==== Information supplied
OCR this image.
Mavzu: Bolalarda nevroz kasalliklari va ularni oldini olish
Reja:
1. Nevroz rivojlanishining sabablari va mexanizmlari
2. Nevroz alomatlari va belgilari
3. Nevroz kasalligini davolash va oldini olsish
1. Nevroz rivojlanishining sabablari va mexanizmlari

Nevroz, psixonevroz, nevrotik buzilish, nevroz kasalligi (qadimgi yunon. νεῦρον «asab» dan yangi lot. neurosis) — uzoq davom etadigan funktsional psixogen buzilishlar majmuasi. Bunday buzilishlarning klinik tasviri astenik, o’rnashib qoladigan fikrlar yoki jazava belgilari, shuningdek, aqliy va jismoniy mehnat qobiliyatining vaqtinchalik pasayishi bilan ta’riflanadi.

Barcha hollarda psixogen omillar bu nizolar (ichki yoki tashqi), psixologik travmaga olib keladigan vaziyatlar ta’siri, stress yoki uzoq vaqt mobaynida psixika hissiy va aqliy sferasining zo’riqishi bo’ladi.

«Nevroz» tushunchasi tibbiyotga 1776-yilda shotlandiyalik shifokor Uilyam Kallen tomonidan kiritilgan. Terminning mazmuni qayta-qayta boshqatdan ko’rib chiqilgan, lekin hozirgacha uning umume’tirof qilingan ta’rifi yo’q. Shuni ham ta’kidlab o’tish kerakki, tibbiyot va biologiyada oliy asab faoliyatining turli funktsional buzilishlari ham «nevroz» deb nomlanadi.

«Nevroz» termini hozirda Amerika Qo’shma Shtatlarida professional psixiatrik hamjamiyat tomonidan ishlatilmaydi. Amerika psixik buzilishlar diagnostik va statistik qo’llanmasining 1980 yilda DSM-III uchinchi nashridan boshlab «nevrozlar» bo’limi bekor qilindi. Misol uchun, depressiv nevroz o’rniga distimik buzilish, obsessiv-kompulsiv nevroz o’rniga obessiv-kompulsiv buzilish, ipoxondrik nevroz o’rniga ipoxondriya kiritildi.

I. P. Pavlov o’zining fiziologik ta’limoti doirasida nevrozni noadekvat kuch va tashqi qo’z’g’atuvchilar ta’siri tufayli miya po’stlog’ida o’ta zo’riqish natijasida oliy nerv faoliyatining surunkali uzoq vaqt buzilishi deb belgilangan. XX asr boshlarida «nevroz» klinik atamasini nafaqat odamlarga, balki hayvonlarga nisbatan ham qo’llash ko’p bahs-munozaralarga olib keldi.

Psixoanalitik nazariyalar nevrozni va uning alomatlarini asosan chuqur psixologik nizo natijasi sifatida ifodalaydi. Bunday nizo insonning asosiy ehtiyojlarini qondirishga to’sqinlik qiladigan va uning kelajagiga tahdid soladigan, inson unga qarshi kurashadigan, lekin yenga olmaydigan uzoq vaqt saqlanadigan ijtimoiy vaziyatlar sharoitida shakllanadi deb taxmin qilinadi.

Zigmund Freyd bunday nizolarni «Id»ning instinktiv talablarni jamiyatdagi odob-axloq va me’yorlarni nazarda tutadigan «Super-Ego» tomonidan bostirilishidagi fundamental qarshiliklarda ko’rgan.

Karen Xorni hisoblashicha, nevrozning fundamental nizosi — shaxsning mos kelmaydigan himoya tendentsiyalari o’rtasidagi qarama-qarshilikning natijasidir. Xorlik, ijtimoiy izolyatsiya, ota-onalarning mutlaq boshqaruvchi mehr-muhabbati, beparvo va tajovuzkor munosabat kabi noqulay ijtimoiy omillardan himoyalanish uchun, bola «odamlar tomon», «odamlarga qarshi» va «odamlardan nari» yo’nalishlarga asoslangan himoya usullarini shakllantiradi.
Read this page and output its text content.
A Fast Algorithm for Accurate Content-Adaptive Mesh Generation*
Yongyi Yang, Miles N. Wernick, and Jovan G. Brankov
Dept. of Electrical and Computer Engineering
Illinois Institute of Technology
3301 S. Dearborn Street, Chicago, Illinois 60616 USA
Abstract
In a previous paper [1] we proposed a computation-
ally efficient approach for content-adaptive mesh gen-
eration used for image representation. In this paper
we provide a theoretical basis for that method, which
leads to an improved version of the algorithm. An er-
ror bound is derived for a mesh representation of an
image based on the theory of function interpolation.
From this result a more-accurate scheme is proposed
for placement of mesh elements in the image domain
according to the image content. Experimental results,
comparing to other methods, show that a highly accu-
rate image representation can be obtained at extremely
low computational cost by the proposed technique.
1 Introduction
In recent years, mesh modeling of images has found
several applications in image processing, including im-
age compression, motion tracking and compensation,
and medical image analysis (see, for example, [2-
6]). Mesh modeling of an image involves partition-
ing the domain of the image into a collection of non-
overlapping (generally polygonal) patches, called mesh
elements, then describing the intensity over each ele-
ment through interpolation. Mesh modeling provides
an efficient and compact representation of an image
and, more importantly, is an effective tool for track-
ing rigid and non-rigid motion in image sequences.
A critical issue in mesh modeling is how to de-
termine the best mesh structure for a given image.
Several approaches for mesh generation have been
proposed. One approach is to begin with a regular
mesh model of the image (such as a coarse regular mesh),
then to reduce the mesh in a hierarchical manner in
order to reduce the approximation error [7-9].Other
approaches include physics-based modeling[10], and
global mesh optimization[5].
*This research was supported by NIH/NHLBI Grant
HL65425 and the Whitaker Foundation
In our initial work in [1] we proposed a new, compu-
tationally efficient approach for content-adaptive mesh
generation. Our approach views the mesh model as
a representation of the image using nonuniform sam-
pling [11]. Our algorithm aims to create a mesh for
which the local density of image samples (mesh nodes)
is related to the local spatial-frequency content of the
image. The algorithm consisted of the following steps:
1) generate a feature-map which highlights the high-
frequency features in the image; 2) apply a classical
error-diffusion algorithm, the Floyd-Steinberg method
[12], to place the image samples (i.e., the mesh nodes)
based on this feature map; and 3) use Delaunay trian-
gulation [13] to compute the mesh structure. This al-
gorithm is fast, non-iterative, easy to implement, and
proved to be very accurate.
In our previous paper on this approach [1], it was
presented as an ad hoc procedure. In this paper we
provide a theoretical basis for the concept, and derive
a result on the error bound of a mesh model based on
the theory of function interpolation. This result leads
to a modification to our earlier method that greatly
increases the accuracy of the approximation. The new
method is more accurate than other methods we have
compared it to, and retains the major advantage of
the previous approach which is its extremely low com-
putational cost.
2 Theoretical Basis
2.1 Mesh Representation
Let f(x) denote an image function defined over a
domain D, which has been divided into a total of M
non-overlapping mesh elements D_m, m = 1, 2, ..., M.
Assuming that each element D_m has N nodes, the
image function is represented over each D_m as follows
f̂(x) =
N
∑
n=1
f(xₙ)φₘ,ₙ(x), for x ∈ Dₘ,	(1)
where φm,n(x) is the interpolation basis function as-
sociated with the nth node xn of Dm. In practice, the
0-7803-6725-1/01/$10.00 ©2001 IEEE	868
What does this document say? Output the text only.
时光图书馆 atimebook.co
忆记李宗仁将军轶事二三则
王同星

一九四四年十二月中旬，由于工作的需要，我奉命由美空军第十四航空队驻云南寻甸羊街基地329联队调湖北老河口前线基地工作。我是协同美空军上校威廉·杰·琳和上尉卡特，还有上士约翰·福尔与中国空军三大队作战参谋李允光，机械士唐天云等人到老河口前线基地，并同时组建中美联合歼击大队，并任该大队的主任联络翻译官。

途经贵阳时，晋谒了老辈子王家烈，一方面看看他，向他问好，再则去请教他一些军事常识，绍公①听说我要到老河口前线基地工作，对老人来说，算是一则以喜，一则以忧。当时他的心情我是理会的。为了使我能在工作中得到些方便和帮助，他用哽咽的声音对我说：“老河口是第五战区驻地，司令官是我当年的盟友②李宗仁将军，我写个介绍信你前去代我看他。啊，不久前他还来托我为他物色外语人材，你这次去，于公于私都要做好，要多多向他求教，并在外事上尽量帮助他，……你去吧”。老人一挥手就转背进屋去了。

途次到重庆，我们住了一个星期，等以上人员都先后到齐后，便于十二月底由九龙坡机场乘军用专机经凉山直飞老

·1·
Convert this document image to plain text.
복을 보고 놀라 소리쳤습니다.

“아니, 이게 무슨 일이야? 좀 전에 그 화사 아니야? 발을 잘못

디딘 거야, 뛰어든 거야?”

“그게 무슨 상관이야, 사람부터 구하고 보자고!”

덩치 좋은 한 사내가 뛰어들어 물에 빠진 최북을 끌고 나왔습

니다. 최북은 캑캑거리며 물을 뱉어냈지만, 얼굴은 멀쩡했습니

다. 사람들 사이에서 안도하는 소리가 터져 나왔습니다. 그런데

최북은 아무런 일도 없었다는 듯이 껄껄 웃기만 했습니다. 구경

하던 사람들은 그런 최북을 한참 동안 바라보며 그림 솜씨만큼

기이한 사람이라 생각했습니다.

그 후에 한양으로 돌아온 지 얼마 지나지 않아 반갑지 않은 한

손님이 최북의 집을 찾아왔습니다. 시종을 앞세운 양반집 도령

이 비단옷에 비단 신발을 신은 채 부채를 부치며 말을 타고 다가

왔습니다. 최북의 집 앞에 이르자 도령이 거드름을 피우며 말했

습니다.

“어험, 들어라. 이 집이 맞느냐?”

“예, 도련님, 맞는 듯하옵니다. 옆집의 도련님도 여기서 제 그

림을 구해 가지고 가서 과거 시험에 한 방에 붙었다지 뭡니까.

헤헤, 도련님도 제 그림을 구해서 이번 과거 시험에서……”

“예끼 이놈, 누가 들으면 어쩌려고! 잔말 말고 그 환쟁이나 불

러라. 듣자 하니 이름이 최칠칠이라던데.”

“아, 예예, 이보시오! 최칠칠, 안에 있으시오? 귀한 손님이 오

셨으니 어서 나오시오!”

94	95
========
- **Problem to work on**
Check each line of the records above for the string "belgilari", and report every line that has it.

- **The result**
2. Nevroz alomatlari va belgilari
Nevroz, psixonevroz, nevrotik buzilish, nevroz kasalligi (qadimgi yunon. νεῦρον «asab» dan yangi lot. neurosis) — uzoq davom etadigan funktsional psixogen buzilishlar majmuasi. Bunday buzilishlarning klinik tasviri astenik, o’rnashib qoladigan fikrlar yoki jazava belgilari, shuningdek, aqliy va jismoniy mehnat qobiliyatining vaqtinchalik pasayishi bilan ta’riflanadi.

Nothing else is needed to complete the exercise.